* Your objective *
Pictures do not belong in the copy; quote every entry below exactly.
┄┄┄┄┄┄
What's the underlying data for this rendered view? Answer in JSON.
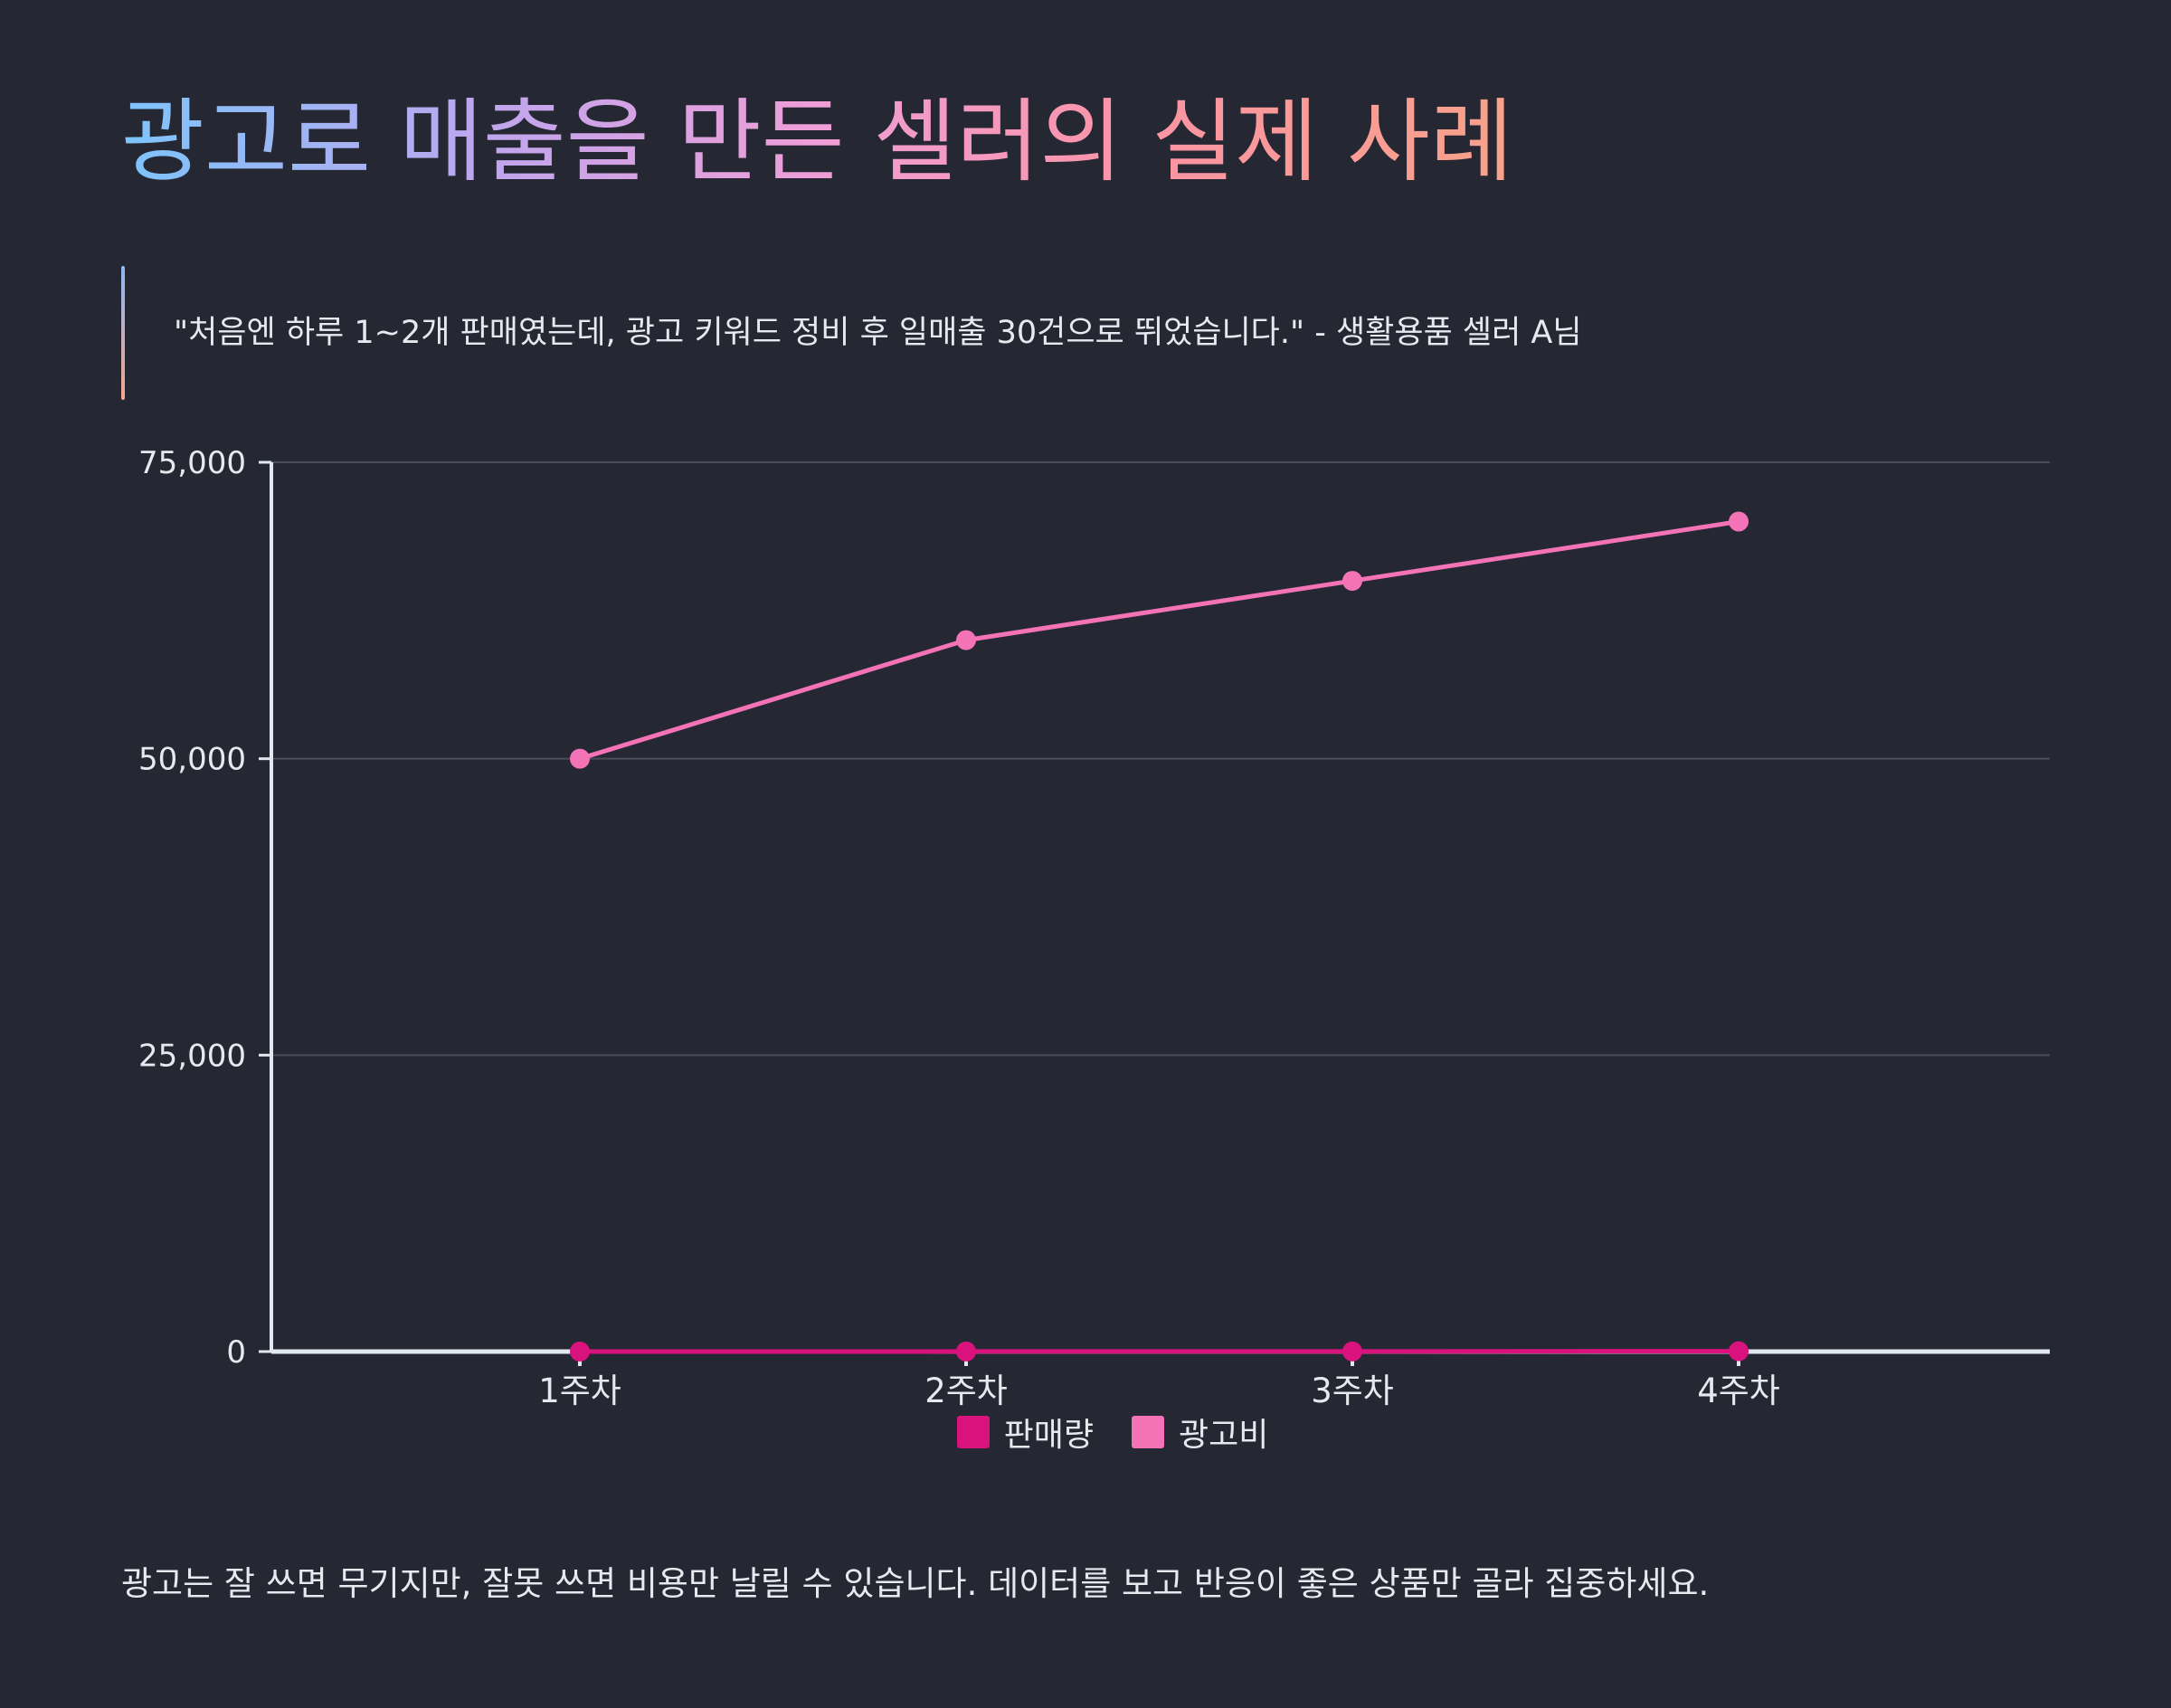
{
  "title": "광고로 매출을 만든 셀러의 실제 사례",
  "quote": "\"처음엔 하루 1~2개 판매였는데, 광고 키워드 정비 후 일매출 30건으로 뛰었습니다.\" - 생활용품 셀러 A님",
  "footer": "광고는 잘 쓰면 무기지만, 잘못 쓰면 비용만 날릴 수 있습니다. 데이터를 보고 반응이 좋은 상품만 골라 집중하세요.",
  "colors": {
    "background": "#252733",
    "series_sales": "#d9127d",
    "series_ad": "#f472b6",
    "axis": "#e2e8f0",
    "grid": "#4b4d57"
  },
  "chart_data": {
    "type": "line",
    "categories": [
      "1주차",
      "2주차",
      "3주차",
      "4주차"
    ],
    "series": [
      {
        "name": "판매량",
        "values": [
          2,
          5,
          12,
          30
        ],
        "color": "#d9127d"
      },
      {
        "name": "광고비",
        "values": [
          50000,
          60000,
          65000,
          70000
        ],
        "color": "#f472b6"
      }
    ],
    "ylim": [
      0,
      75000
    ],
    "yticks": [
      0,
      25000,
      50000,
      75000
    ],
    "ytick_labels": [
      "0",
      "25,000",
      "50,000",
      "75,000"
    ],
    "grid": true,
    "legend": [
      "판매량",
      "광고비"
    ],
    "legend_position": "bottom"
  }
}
┄┄┄┄┄┄
* Response to the exercise *
What's the underlying data for this rendered view? Answer in JSON.
{
  "title": "광고로 매출을 만든 셀러의 실제 사례",
  "quote": "\"처음엔 하루 1~2개 판매였는데, 광고 키워드 정비 후 일매출 30건으로 뛰었습니다.\" - 생활용품 셀러 A님",
  "footer": "광고는 잘 쓰면 무기지만, 잘못 쓰면 비용만 날릴 수 있습니다. 데이터를 보고 반응이 좋은 상품만 골라 집중하세요.",
  "colors": {
    "background": "#252733",
    "series_sales": "#d9127d",
    "series_ad": "#f472b6",
    "axis": "#e2e8f0",
    "grid": "#4b4d57"
  },
  "chart_data": {
    "type": "line",
    "categories": [
      "1주차",
      "2주차",
      "3주차",
      "4주차"
    ],
    "series": [
      {
        "name": "판매량",
        "values": [
          2,
          5,
          12,
          30
        ],
        "color": "#d9127d"
      },
      {
        "name": "광고비",
        "values": [
          50000,
          60000,
          65000,
          70000
        ],
        "color": "#f472b6"
      }
    ],
    "ylim": [
      0,
      75000
    ],
    "yticks": [
      0,
      25000,
      50000,
      75000
    ],
    "ytick_labels": [
      "0",
      "25,000",
      "50,000",
      "75,000"
    ],
    "grid": true,
    "legend": [
      "판매량",
      "광고비"
    ],
    "legend_position": "bottom"
  }
}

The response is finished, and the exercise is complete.